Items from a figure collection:
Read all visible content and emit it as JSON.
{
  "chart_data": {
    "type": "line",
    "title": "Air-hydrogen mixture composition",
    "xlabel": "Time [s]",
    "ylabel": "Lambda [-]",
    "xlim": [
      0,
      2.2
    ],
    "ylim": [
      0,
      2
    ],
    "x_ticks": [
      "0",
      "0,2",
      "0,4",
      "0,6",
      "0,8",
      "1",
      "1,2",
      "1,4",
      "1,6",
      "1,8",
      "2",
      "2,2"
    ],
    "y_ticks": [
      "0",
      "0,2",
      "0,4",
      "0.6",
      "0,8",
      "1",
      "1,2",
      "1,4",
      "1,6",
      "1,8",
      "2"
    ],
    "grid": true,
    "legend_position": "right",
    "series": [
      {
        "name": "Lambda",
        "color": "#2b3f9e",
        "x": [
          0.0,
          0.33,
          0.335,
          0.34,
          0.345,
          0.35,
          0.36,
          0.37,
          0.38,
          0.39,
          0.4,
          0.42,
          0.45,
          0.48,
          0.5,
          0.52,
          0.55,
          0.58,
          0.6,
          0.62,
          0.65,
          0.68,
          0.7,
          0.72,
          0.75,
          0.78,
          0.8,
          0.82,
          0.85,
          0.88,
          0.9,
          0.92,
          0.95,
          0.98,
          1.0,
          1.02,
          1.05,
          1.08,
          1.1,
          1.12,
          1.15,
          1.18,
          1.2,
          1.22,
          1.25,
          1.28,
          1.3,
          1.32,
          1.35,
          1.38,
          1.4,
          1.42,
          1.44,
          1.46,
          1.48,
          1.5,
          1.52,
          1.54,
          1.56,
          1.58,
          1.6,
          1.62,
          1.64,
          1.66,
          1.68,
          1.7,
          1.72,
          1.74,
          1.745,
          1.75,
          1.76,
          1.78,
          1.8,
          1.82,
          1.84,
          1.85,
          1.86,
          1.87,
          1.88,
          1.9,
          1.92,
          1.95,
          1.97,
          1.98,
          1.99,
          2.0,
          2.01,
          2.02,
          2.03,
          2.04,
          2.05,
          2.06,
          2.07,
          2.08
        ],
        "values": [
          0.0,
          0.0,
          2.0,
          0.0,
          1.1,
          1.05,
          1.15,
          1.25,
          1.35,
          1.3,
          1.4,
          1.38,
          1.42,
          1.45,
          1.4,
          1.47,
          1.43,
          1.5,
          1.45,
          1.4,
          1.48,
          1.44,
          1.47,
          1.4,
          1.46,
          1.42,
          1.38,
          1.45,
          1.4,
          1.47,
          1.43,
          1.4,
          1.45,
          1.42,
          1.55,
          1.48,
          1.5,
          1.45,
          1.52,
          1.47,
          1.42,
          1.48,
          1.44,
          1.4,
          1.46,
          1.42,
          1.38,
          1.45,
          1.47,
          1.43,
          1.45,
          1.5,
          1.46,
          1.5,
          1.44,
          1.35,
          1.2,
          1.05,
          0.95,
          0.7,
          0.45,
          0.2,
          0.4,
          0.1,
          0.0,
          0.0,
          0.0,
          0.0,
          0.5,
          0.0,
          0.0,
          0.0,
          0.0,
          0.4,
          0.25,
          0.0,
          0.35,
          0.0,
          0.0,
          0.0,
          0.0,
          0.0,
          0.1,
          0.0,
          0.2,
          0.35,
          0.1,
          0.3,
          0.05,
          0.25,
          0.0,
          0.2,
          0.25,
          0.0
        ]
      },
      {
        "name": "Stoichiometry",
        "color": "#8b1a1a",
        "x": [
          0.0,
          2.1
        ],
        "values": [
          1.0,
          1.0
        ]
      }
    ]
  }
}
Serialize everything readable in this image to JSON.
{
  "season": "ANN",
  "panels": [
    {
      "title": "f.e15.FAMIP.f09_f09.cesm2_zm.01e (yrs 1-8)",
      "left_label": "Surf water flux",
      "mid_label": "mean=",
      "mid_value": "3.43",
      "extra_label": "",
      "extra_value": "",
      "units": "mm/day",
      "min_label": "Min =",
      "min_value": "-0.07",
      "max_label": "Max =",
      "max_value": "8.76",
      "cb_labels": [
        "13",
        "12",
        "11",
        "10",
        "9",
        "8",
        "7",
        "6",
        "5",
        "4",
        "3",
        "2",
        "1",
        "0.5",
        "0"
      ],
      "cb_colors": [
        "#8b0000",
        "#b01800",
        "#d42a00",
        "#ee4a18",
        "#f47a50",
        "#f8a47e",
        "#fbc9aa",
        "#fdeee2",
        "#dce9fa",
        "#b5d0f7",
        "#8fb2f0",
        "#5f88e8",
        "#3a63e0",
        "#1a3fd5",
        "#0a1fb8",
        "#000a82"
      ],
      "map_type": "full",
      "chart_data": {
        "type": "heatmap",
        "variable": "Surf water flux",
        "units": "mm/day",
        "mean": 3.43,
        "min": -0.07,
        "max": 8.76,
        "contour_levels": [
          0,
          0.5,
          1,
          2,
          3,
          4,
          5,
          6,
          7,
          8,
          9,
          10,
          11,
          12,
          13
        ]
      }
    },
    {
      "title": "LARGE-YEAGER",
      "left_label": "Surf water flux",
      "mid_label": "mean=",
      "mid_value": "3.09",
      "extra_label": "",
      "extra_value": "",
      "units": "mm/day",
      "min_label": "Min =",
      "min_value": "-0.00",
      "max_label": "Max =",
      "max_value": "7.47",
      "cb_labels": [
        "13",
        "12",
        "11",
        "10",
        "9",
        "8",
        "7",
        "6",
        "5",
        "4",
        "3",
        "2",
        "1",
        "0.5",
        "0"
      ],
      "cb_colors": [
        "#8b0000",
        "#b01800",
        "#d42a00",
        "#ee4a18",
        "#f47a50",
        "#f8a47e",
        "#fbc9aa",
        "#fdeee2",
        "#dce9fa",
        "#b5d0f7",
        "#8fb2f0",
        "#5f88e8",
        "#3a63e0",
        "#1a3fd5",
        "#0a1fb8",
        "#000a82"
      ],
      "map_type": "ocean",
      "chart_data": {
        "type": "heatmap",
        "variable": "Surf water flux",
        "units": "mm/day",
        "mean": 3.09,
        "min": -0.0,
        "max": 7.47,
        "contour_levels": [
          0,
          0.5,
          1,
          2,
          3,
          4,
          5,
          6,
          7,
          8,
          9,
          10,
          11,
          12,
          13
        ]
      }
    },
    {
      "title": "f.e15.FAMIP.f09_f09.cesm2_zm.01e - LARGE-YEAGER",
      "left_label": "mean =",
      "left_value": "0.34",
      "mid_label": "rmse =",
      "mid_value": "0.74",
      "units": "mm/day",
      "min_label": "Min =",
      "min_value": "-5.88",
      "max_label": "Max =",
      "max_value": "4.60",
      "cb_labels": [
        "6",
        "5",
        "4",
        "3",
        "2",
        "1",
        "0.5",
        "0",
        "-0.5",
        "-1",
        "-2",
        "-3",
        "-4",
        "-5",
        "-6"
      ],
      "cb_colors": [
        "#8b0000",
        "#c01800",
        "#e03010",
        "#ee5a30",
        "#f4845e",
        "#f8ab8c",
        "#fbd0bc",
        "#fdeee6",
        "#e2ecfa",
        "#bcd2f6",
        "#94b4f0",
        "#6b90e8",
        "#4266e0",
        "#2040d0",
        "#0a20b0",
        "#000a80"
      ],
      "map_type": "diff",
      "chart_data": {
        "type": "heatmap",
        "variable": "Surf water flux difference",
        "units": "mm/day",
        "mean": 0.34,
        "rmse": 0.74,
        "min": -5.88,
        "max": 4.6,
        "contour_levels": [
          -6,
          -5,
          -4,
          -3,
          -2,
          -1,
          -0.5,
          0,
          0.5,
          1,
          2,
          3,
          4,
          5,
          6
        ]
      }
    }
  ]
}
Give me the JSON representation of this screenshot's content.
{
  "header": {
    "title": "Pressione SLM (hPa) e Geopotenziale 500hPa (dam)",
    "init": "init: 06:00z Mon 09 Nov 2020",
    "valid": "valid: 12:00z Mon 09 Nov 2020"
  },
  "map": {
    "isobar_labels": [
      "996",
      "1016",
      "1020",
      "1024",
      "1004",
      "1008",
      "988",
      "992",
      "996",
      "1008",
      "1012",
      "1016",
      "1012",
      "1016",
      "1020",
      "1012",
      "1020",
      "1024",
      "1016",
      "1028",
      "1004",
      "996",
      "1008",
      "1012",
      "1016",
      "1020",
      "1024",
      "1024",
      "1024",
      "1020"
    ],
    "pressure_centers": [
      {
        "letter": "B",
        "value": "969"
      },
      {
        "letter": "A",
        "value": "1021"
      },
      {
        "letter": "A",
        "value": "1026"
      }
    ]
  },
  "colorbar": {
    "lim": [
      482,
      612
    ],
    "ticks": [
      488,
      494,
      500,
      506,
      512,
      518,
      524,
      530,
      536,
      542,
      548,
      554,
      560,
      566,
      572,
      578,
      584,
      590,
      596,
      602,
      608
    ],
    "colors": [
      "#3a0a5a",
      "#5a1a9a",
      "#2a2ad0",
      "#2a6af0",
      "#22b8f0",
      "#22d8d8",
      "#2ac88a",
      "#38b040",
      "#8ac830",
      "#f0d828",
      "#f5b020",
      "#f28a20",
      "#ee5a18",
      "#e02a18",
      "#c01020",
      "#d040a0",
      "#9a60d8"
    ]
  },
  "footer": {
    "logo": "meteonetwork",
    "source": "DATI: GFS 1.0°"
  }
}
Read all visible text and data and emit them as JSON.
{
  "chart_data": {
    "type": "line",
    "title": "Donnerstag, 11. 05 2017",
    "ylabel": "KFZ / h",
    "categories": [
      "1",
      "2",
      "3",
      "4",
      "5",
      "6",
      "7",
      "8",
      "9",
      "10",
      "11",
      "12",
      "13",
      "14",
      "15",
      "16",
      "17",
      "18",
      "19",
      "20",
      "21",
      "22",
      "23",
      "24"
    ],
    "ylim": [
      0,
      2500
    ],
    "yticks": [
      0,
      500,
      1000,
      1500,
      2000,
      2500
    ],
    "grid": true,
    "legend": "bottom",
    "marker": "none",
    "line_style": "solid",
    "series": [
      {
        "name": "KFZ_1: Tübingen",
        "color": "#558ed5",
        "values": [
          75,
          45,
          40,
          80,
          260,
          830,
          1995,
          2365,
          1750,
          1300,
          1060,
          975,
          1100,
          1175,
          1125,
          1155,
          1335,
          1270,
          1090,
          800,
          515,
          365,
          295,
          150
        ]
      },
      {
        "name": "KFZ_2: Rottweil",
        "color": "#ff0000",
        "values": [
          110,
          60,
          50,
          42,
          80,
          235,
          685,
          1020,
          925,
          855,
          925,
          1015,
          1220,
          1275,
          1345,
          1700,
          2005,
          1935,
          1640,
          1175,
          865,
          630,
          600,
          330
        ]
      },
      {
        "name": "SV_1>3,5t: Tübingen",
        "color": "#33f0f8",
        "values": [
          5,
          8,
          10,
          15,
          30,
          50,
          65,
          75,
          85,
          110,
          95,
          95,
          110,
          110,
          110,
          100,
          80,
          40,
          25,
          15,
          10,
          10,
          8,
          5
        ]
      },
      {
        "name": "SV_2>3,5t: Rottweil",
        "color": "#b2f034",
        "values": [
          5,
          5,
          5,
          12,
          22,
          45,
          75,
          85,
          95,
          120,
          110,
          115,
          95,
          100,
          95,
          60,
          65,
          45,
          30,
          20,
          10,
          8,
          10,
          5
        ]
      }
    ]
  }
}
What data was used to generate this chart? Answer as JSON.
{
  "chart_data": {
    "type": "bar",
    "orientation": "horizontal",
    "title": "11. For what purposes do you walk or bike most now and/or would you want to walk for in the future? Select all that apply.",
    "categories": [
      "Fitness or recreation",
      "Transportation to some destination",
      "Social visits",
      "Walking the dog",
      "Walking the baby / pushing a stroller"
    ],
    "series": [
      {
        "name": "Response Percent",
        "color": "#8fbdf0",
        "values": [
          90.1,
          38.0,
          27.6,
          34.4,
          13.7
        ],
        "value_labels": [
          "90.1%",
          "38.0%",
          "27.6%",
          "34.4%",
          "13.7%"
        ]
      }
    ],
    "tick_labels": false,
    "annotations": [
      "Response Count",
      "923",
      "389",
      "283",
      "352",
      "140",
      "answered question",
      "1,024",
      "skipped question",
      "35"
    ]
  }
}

Brief: Write the lines out exactly, from the one with "What data was" down to the last line of the listing, and leave out all others.

Reply:
What data was used to generate this chart? Answer as JSON.
{
  "chart_data": {
    "type": "bar",
    "orientation": "horizontal",
    "title": "11. For what purposes do you walk or bike most now and/or would you want to walk for in the future? Select all that apply.",
    "categories": [
      "Fitness or recreation",
      "Transportation to some destination",
      "Social visits",
      "Walking the dog",
      "Walking the baby / pushing a stroller"
    ],
    "series": [
      {
        "name": "Response Percent",
        "color": "#8fbdf0",
        "values": [
          90.1,
          38.0,
          27.6,
          34.4,
          13.7
        ],
        "value_labels": [
          "90.1%",
          "38.0%",
          "27.6%",
          "34.4%",
          "13.7%"
        ]
      }
    ],
    "tick_labels": false,
    "annotations": [
      "Response Count",
      "923",
      "389",
      "283",
      "352",
      "140",
      "answered question",
      "1,024",
      "skipped question",
      "35"
    ]
  }
}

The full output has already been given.